-- Exercise task --
Extract the data exactly, missing nothing.

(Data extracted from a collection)
%%

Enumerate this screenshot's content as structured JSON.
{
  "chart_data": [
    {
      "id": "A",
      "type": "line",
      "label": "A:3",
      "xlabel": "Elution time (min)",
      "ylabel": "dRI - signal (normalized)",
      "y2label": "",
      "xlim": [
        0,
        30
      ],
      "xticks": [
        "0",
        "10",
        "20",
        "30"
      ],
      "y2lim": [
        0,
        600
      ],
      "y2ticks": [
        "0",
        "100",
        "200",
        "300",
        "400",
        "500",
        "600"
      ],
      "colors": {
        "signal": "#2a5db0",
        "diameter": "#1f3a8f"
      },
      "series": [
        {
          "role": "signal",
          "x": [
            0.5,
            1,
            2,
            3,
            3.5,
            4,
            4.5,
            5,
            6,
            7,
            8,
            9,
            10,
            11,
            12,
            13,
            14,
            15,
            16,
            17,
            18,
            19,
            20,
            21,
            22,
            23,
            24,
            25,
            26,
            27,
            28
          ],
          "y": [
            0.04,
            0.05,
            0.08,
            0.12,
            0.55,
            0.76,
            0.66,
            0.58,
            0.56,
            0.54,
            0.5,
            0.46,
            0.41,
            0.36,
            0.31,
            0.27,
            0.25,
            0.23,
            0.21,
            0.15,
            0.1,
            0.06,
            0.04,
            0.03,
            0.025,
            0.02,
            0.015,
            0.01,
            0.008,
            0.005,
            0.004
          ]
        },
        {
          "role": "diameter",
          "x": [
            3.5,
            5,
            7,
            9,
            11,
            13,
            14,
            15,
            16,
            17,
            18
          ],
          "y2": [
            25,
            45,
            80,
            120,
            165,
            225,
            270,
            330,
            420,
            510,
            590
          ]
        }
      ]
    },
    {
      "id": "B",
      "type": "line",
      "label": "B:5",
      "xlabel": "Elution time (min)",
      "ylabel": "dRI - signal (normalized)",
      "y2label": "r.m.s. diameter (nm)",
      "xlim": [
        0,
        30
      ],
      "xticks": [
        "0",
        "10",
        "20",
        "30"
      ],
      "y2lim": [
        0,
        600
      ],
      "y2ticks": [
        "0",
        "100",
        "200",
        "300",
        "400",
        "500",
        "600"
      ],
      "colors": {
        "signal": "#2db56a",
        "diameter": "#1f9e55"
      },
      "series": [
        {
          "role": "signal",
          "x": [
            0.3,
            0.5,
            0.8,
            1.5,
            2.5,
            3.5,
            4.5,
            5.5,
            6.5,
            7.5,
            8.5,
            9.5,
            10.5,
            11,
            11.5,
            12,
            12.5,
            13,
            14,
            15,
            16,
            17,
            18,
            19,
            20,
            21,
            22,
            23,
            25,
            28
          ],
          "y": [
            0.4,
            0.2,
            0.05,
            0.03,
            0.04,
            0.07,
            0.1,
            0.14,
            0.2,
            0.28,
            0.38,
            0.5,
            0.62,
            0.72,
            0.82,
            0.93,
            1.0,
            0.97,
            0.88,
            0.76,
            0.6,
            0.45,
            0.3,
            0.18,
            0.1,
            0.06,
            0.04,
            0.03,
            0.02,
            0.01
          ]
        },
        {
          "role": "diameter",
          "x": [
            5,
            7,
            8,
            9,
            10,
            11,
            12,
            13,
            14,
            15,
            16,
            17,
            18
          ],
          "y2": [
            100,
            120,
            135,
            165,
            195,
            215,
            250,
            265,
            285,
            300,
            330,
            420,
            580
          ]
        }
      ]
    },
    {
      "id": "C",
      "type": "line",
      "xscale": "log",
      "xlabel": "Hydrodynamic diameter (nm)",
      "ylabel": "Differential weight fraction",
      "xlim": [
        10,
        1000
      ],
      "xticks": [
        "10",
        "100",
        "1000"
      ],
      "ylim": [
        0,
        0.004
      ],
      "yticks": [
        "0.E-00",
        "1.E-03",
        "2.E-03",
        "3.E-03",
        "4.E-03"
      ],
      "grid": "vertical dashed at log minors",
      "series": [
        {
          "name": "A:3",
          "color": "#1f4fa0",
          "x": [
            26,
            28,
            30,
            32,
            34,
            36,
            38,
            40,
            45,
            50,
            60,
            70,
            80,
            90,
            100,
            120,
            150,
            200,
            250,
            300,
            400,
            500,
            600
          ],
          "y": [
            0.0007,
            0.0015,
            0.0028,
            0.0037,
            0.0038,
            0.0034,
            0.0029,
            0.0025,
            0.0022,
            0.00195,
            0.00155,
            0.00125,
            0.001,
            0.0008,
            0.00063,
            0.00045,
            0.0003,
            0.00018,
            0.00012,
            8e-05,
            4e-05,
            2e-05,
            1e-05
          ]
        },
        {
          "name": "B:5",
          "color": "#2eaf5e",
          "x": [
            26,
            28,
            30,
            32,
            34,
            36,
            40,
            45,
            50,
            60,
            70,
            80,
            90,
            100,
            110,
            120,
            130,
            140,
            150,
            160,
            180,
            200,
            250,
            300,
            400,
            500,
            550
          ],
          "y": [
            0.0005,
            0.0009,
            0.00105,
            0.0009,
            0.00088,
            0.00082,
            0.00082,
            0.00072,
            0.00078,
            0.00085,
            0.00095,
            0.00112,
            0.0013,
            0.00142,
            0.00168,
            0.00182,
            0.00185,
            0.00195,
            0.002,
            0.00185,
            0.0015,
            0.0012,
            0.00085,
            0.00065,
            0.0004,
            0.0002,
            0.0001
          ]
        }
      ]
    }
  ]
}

%%

-- Correct answer --
Enumerate this screenshot's content as structured JSON.
{
  "chart_data": [
    {
      "id": "A",
      "type": "line",
      "label": "A:3",
      "xlabel": "Elution time (min)",
      "ylabel": "dRI - signal (normalized)",
      "y2label": "",
      "xlim": [
        0,
        30
      ],
      "xticks": [
        "0",
        "10",
        "20",
        "30"
      ],
      "y2lim": [
        0,
        600
      ],
      "y2ticks": [
        "0",
        "100",
        "200",
        "300",
        "400",
        "500",
        "600"
      ],
      "colors": {
        "signal": "#2a5db0",
        "diameter": "#1f3a8f"
      },
      "series": [
        {
          "role": "signal",
          "x": [
            0.5,
            1,
            2,
            3,
            3.5,
            4,
            4.5,
            5,
            6,
            7,
            8,
            9,
            10,
            11,
            12,
            13,
            14,
            15,
            16,
            17,
            18,
            19,
            20,
            21,
            22,
            23,
            24,
            25,
            26,
            27,
            28
          ],
          "y": [
            0.04,
            0.05,
            0.08,
            0.12,
            0.55,
            0.76,
            0.66,
            0.58,
            0.56,
            0.54,
            0.5,
            0.46,
            0.41,
            0.36,
            0.31,
            0.27,
            0.25,
            0.23,
            0.21,
            0.15,
            0.1,
            0.06,
            0.04,
            0.03,
            0.025,
            0.02,
            0.015,
            0.01,
            0.008,
            0.005,
            0.004
          ]
        },
        {
          "role": "diameter",
          "x": [
            3.5,
            5,
            7,
            9,
            11,
            13,
            14,
            15,
            16,
            17,
            18
          ],
          "y2": [
            25,
            45,
            80,
            120,
            165,
            225,
            270,
            330,
            420,
            510,
            590
          ]
        }
      ]
    },
    {
      "id": "B",
      "type": "line",
      "label": "B:5",
      "xlabel": "Elution time (min)",
      "ylabel": "dRI - signal (normalized)",
      "y2label": "r.m.s. diameter (nm)",
      "xlim": [
        0,
        30
      ],
      "xticks": [
        "0",
        "10",
        "20",
        "30"
      ],
      "y2lim": [
        0,
        600
      ],
      "y2ticks": [
        "0",
        "100",
        "200",
        "300",
        "400",
        "500",
        "600"
      ],
      "colors": {
        "signal": "#2db56a",
        "diameter": "#1f9e55"
      },
      "series": [
        {
          "role": "signal",
          "x": [
            0.3,
            0.5,
            0.8,
            1.5,
            2.5,
            3.5,
            4.5,
            5.5,
            6.5,
            7.5,
            8.5,
            9.5,
            10.5,
            11,
            11.5,
            12,
            12.5,
            13,
            14,
            15,
            16,
            17,
            18,
            19,
            20,
            21,
            22,
            23,
            25,
            28
          ],
          "y": [
            0.4,
            0.2,
            0.05,
            0.03,
            0.04,
            0.07,
            0.1,
            0.14,
            0.2,
            0.28,
            0.38,
            0.5,
            0.62,
            0.72,
            0.82,
            0.93,
            1.0,
            0.97,
            0.88,
            0.76,
            0.6,
            0.45,
            0.3,
            0.18,
            0.1,
            0.06,
            0.04,
            0.03,
            0.02,
            0.01
          ]
        },
        {
          "role": "diameter",
          "x": [
            5,
            7,
            8,
            9,
            10,
            11,
            12,
            13,
            14,
            15,
            16,
            17,
            18
          ],
          "y2": [
            100,
            120,
            135,
            165,
            195,
            215,
            250,
            265,
            285,
            300,
            330,
            420,
            580
          ]
        }
      ]
    },
    {
      "id": "C",
      "type": "line",
      "xscale": "log",
      "xlabel": "Hydrodynamic diameter (nm)",
      "ylabel": "Differential weight fraction",
      "xlim": [
        10,
        1000
      ],
      "xticks": [
        "10",
        "100",
        "1000"
      ],
      "ylim": [
        0,
        0.004
      ],
      "yticks": [
        "0.E-00",
        "1.E-03",
        "2.E-03",
        "3.E-03",
        "4.E-03"
      ],
      "grid": "vertical dashed at log minors",
      "series": [
        {
          "name": "A:3",
          "color": "#1f4fa0",
          "x": [
            26,
            28,
            30,
            32,
            34,
            36,
            38,
            40,
            45,
            50,
            60,
            70,
            80,
            90,
            100,
            120,
            150,
            200,
            250,
            300,
            400,
            500,
            600
          ],
          "y": [
            0.0007,
            0.0015,
            0.0028,
            0.0037,
            0.0038,
            0.0034,
            0.0029,
            0.0025,
            0.0022,
            0.00195,
            0.00155,
            0.00125,
            0.001,
            0.0008,
            0.00063,
            0.00045,
            0.0003,
            0.00018,
            0.00012,
            8e-05,
            4e-05,
            2e-05,
            1e-05
          ]
        },
        {
          "name": "B:5",
          "color": "#2eaf5e",
          "x": [
            26,
            28,
            30,
            32,
            34,
            36,
            40,
            45,
            50,
            60,
            70,
            80,
            90,
            100,
            110,
            120,
            130,
            140,
            150,
            160,
            180,
            200,
            250,
            300,
            400,
            500,
            550
          ],
          "y": [
            0.0005,
            0.0009,
            0.00105,
            0.0009,
            0.00088,
            0.00082,
            0.00082,
            0.00072,
            0.00078,
            0.00085,
            0.00095,
            0.00112,
            0.0013,
            0.00142,
            0.00168,
            0.00182,
            0.00185,
            0.00195,
            0.002,
            0.00185,
            0.0015,
            0.0012,
            0.00085,
            0.00065,
            0.0004,
            0.0002,
            0.0001
          ]
        }
      ]
    }
  ]
}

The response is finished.